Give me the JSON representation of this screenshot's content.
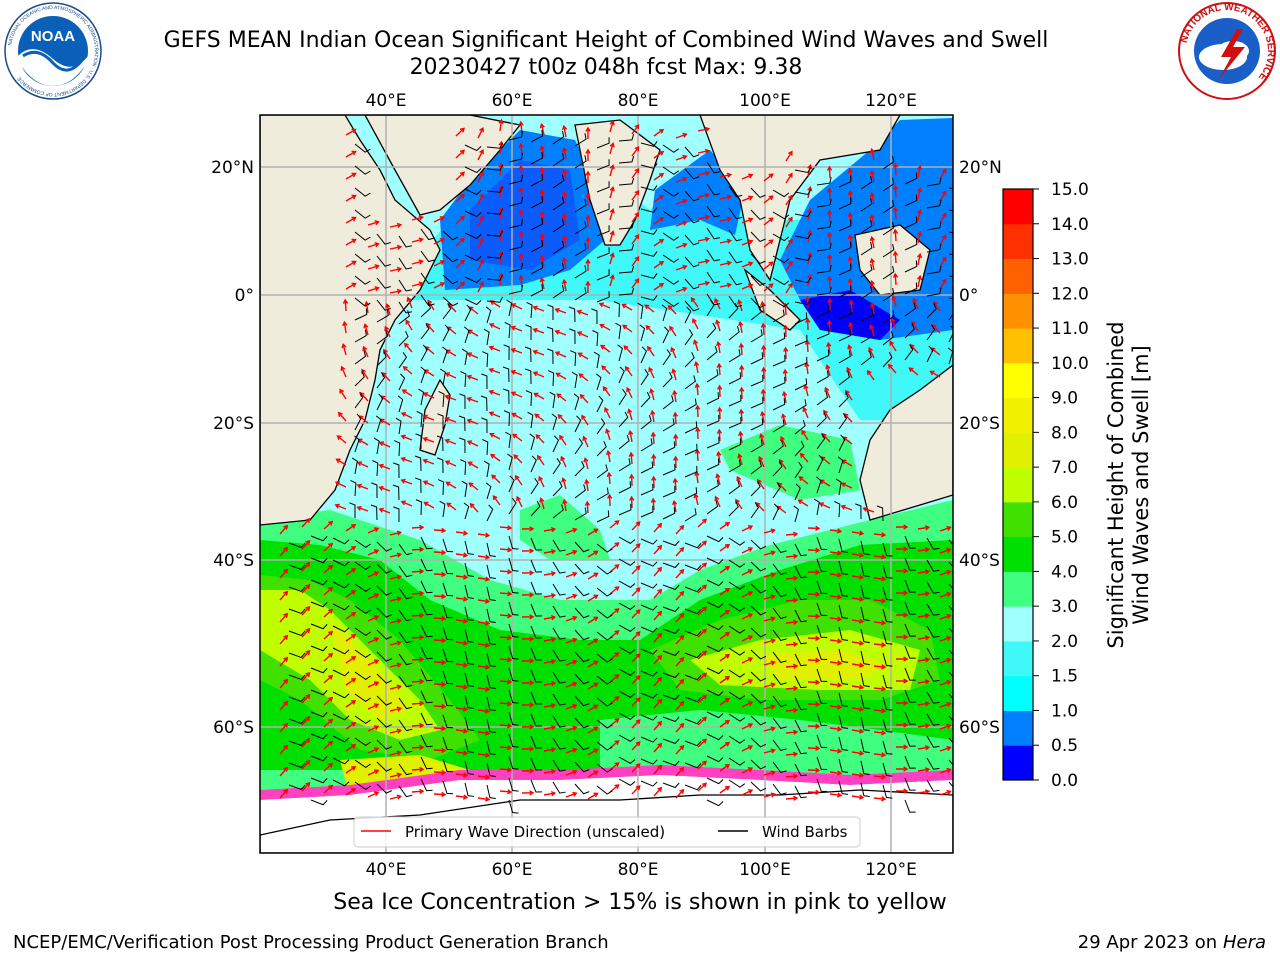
{
  "header": {
    "title_line1": "GEFS MEAN Indian Ocean Significant Height of Combined Wind Waves and Swell",
    "title_line2": "20230427 t00z 048h fcst   Max: 9.38"
  },
  "logos": {
    "left": "noaa-logo",
    "left_text": "NOAA",
    "left_ring_text": "NATIONAL OCEANIC AND ATMOSPHERIC ADMINISTRATION · U.S. DEPARTMENT OF COMMERCE",
    "right": "national-weather-service-logo",
    "right_ring_text": "NATIONAL WEATHER SERVICE"
  },
  "map": {
    "lon_ticks_top": [
      "40°E",
      "60°E",
      "80°E",
      "100°E",
      "120°E"
    ],
    "lon_ticks_bottom": [
      "40°E",
      "60°E",
      "80°E",
      "100°E",
      "120°E"
    ],
    "lat_ticks_left": [
      "20°N",
      "0°",
      "20°S",
      "40°S",
      "60°S"
    ],
    "lat_ticks_right": [
      "20°N",
      "0°",
      "20°S",
      "40°S",
      "60°S"
    ],
    "land_color": "#efecdc",
    "grid": true
  },
  "legend": {
    "wave_direction": "Primary Wave Direction (unscaled)",
    "wind_barbs": "Wind Barbs",
    "wave_color": "#ff0000",
    "barb_color": "#000000"
  },
  "colorbar": {
    "title_line1": "Significant Height of Combined",
    "title_line2": "Wind Waves and Swell [m]",
    "tick_labels": [
      "0.0",
      "0.5",
      "1.0",
      "1.5",
      "2.0",
      "3.0",
      "4.0",
      "5.0",
      "6.0",
      "7.0",
      "8.0",
      "9.0",
      "10.0",
      "11.0",
      "12.0",
      "13.0",
      "14.0",
      "15.0"
    ],
    "colors": [
      "#0000ff",
      "#0080ff",
      "#00ffff",
      "#40f8f8",
      "#a0ffff",
      "#40ff80",
      "#00e000",
      "#40e000",
      "#c0ff00",
      "#e0f000",
      "#f0f000",
      "#ffff00",
      "#ffc000",
      "#ff9000",
      "#ff6000",
      "#ff3000",
      "#ff0000"
    ]
  },
  "notes": {
    "ice": "Sea Ice Concentration > 15% is shown in pink to yellow"
  },
  "footer": {
    "left": "NCEP/EMC/Verification Post Processing Product Generation Branch",
    "right_prefix": "29 Apr 2023 on",
    "right_host": "Hera"
  }
}
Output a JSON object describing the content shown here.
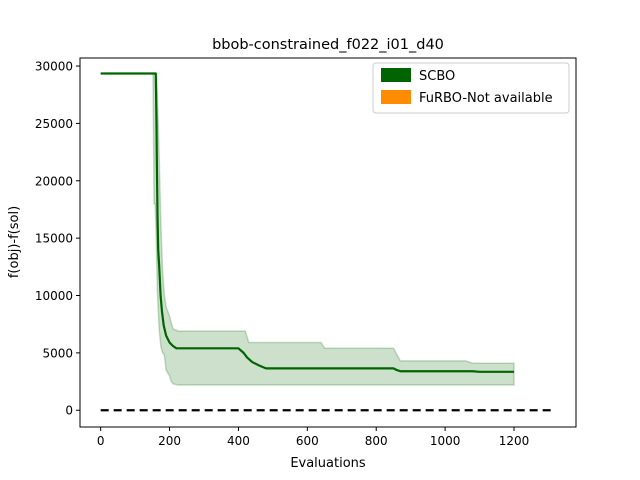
{
  "chart_data": {
    "type": "line",
    "title": "bbob-constrained_f022_i01_d40",
    "xlabel": "Evaluations",
    "ylabel": "f(obj)-f(sol)",
    "xlim": [
      -60,
      1380
    ],
    "ylim": [
      -1460,
      30700
    ],
    "xticks": [
      0,
      200,
      400,
      600,
      800,
      1000,
      1200
    ],
    "yticks": [
      0,
      5000,
      10000,
      15000,
      20000,
      25000,
      30000
    ],
    "grid": false,
    "legend_position": "top-right",
    "legend": [
      {
        "label": "SCBO",
        "color": "#006400"
      },
      {
        "label": "FuRBO-Not available",
        "color": "#ff8c00"
      }
    ],
    "series": [
      {
        "name": "SCBO",
        "color": "#006400",
        "x": [
          0,
          160,
          162,
          163,
          165,
          167,
          170,
          174,
          178,
          183,
          190,
          200,
          210,
          220,
          240,
          300,
          400,
          415,
          425,
          440,
          460,
          480,
          600,
          700,
          850,
          860,
          870,
          900,
          1000,
          1080,
          1100,
          1200
        ],
        "y": [
          29350,
          29350,
          25000,
          22000,
          17000,
          14000,
          12500,
          10000,
          8600,
          7400,
          6500,
          5900,
          5600,
          5400,
          5400,
          5400,
          5400,
          5000,
          4600,
          4200,
          3900,
          3650,
          3650,
          3650,
          3650,
          3500,
          3400,
          3400,
          3400,
          3400,
          3350,
          3350
        ]
      }
    ],
    "band": {
      "color": "#006400",
      "x": [
        0,
        152,
        155,
        158,
        160,
        162,
        165,
        170,
        175,
        180,
        185,
        190,
        200,
        205,
        210,
        225,
        230,
        240,
        300,
        400,
        420,
        430,
        480,
        600,
        640,
        650,
        700,
        830,
        850,
        870,
        900,
        1000,
        1060,
        1080,
        1200
      ],
      "upper": [
        29350,
        29350,
        29350,
        29350,
        29350,
        29350,
        27000,
        22000,
        16000,
        12000,
        10000,
        9000,
        8200,
        7600,
        7100,
        6900,
        6900,
        6900,
        6900,
        6900,
        6900,
        5900,
        5900,
        5900,
        5900,
        5400,
        5400,
        5400,
        5400,
        4300,
        4300,
        4300,
        4300,
        4100,
        4100
      ],
      "lower": [
        29350,
        29350,
        18000,
        18000,
        16500,
        14000,
        10000,
        7000,
        5500,
        5000,
        4800,
        3500,
        3000,
        2500,
        2300,
        2200,
        2200,
        2200,
        2200,
        2200,
        2200,
        2200,
        2200,
        2200,
        2200,
        2200,
        2200,
        2200,
        2200,
        2200,
        2200,
        2200,
        2200,
        2200,
        2200
      ]
    },
    "reference_line": {
      "style": "dashed",
      "color": "#000000",
      "y": 0,
      "x": [
        0,
        1320
      ]
    }
  }
}
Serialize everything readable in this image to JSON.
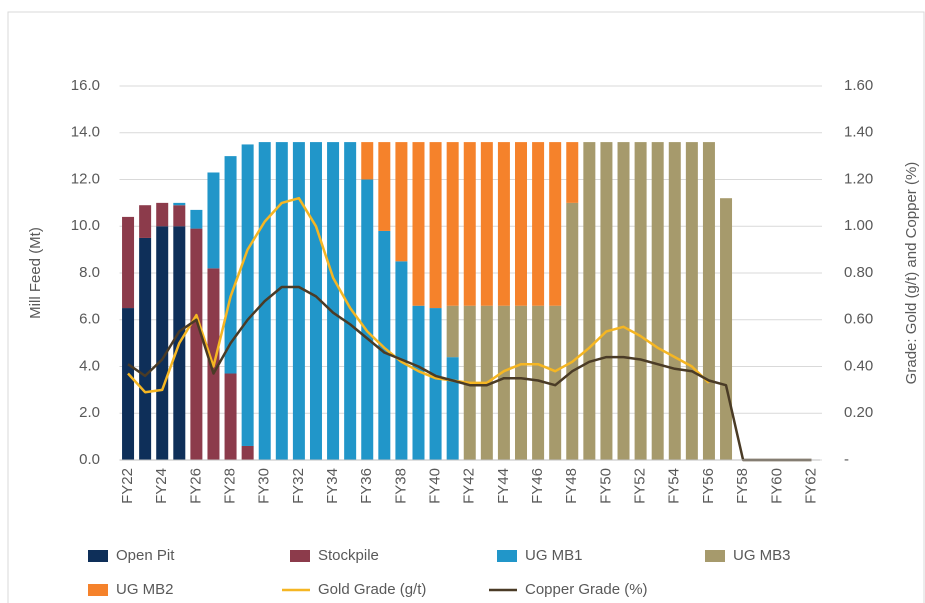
{
  "chart_data": {
    "type": "bar",
    "stacked": true,
    "y_label": "Mill Feed (Mt)",
    "y2_label": "Grade: Gold (g/t) and Copper (%)",
    "categories": [
      "FY22",
      null,
      "FY24",
      null,
      "FY26",
      null,
      "FY28",
      null,
      "FY30",
      null,
      "FY32",
      null,
      "FY34",
      null,
      "FY36",
      null,
      "FY38",
      null,
      "FY40",
      null,
      "FY42",
      null,
      "FY44",
      null,
      "FY46",
      null,
      "FY48",
      null,
      "FY50",
      null,
      "FY52",
      null,
      "FY54",
      null,
      "FY56",
      null,
      "FY58",
      null,
      "FY60",
      null,
      "FY62"
    ],
    "series": [
      {
        "name": "Open Pit",
        "type": "bar",
        "color": "#0e2f59",
        "values": [
          6.5,
          9.5,
          10.0,
          10.0,
          0,
          0,
          0,
          0,
          0,
          0,
          0,
          0,
          0,
          0,
          0,
          0,
          0,
          0,
          0,
          0,
          0,
          0,
          0,
          0,
          0,
          0,
          0,
          0,
          0,
          0,
          0,
          0,
          0,
          0,
          0,
          0,
          0,
          0,
          0,
          0,
          0
        ]
      },
      {
        "name": "Stockpile",
        "type": "bar",
        "color": "#8c3b4b",
        "values": [
          3.9,
          1.4,
          1.0,
          0.9,
          9.9,
          8.2,
          3.7,
          0.6,
          0,
          0,
          0,
          0,
          0,
          0,
          0,
          0,
          0,
          0,
          0,
          0,
          0,
          0,
          0,
          0,
          0,
          0,
          0,
          0,
          0,
          0,
          0,
          0,
          0,
          0,
          0,
          0,
          0,
          0,
          0,
          0,
          0
        ]
      },
      {
        "name": "UG MB1",
        "type": "bar",
        "color": "#2196c9",
        "values": [
          0,
          0,
          0,
          0.1,
          0.8,
          4.1,
          9.3,
          12.9,
          13.6,
          13.6,
          13.6,
          13.6,
          13.6,
          13.6,
          12.0,
          9.8,
          8.5,
          6.6,
          6.5,
          4.4,
          0,
          0,
          0,
          0,
          0,
          0,
          0,
          0,
          0,
          0,
          0,
          0,
          0,
          0,
          0,
          0,
          0,
          0,
          0,
          0,
          0
        ]
      },
      {
        "name": "UG MB3",
        "type": "bar",
        "color": "#a69a6c",
        "values": [
          0,
          0,
          0,
          0,
          0,
          0,
          0,
          0,
          0,
          0,
          0,
          0,
          0,
          0,
          0,
          0,
          0,
          0,
          0,
          2.2,
          6.6,
          6.6,
          6.6,
          6.6,
          6.6,
          6.6,
          11.0,
          13.6,
          13.6,
          13.6,
          13.6,
          13.6,
          13.6,
          13.6,
          13.6,
          11.2,
          0,
          0,
          0,
          0,
          0
        ]
      },
      {
        "name": "UG MB2",
        "type": "bar",
        "color": "#f5822b",
        "values": [
          0,
          0,
          0,
          0,
          0,
          0,
          0,
          0,
          0,
          0,
          0,
          0,
          0,
          0,
          1.6,
          3.8,
          5.1,
          7.0,
          7.1,
          7.0,
          7.0,
          7.0,
          7.0,
          7.0,
          7.0,
          7.0,
          2.6,
          0,
          0,
          0,
          0,
          0,
          0,
          0,
          0,
          0,
          0,
          0,
          0,
          0,
          0
        ]
      },
      {
        "name": "Gold Grade (g/t)",
        "type": "line",
        "axis": "y2",
        "color": "#f5b623",
        "values": [
          0.37,
          0.29,
          0.3,
          0.5,
          0.62,
          0.4,
          0.7,
          0.9,
          1.02,
          1.1,
          1.12,
          1.0,
          0.78,
          0.65,
          0.55,
          0.48,
          0.42,
          0.38,
          0.35,
          0.34,
          0.33,
          0.33,
          0.38,
          0.41,
          0.41,
          0.38,
          0.42,
          0.48,
          0.55,
          0.57,
          0.53,
          0.48,
          0.44,
          0.4,
          0.33,
          null,
          null,
          null,
          null,
          null,
          null
        ]
      },
      {
        "name": "Copper Grade (%)",
        "type": "line",
        "axis": "y2",
        "color": "#4a3b26",
        "values": [
          0.41,
          0.36,
          0.43,
          0.55,
          0.6,
          0.37,
          0.5,
          0.6,
          0.68,
          0.74,
          0.74,
          0.7,
          0.63,
          0.58,
          0.52,
          0.46,
          0.43,
          0.4,
          0.36,
          0.34,
          0.32,
          0.32,
          0.35,
          0.35,
          0.34,
          0.32,
          0.38,
          0.42,
          0.44,
          0.44,
          0.43,
          0.41,
          0.39,
          0.38,
          0.34,
          0.32,
          0,
          0,
          0,
          0,
          0
        ]
      }
    ],
    "ylim": [
      0,
      16
    ],
    "yticks": [
      {
        "value": 0,
        "label": "0.0"
      },
      {
        "value": 2,
        "label": "2.0"
      },
      {
        "value": 4,
        "label": "4.0"
      },
      {
        "value": 6,
        "label": "6.0"
      },
      {
        "value": 8,
        "label": "8.0"
      },
      {
        "value": 10,
        "label": "10.0"
      },
      {
        "value": 12,
        "label": "12.0"
      },
      {
        "value": 14,
        "label": "14.0"
      },
      {
        "value": 16,
        "label": "16.0"
      }
    ],
    "y2lim": [
      0,
      1.6
    ],
    "y2ticks": [
      {
        "value": 0,
        "label": "-"
      },
      {
        "value": 0.2,
        "label": "0.20"
      },
      {
        "value": 0.4,
        "label": "0.40"
      },
      {
        "value": 0.6,
        "label": "0.60"
      },
      {
        "value": 0.8,
        "label": "0.80"
      },
      {
        "value": 1.0,
        "label": "1.00"
      },
      {
        "value": 1.2,
        "label": "1.20"
      },
      {
        "value": 1.4,
        "label": "1.40"
      },
      {
        "value": 1.6,
        "label": "1.60"
      }
    ],
    "grid": true,
    "legend": "bottom"
  }
}
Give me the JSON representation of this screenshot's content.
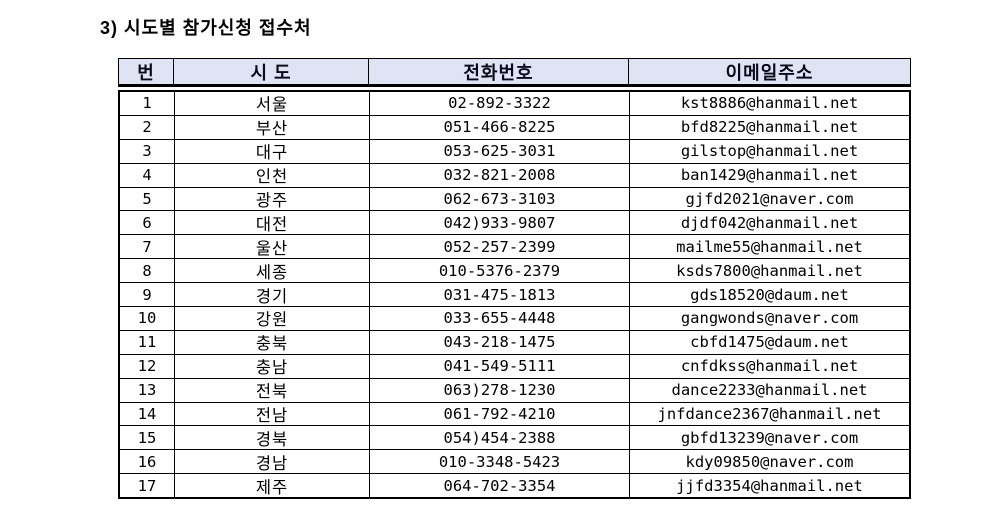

What to produce.
Every line in the data above that contains "Swell" needs to be copied.

Output of the task.
    "title_line1": "GEFS MEAN Indian Ocean Significant Height of Combined Wind Waves and Swell",
    "title_line2": "Wind Waves and Swell [m]",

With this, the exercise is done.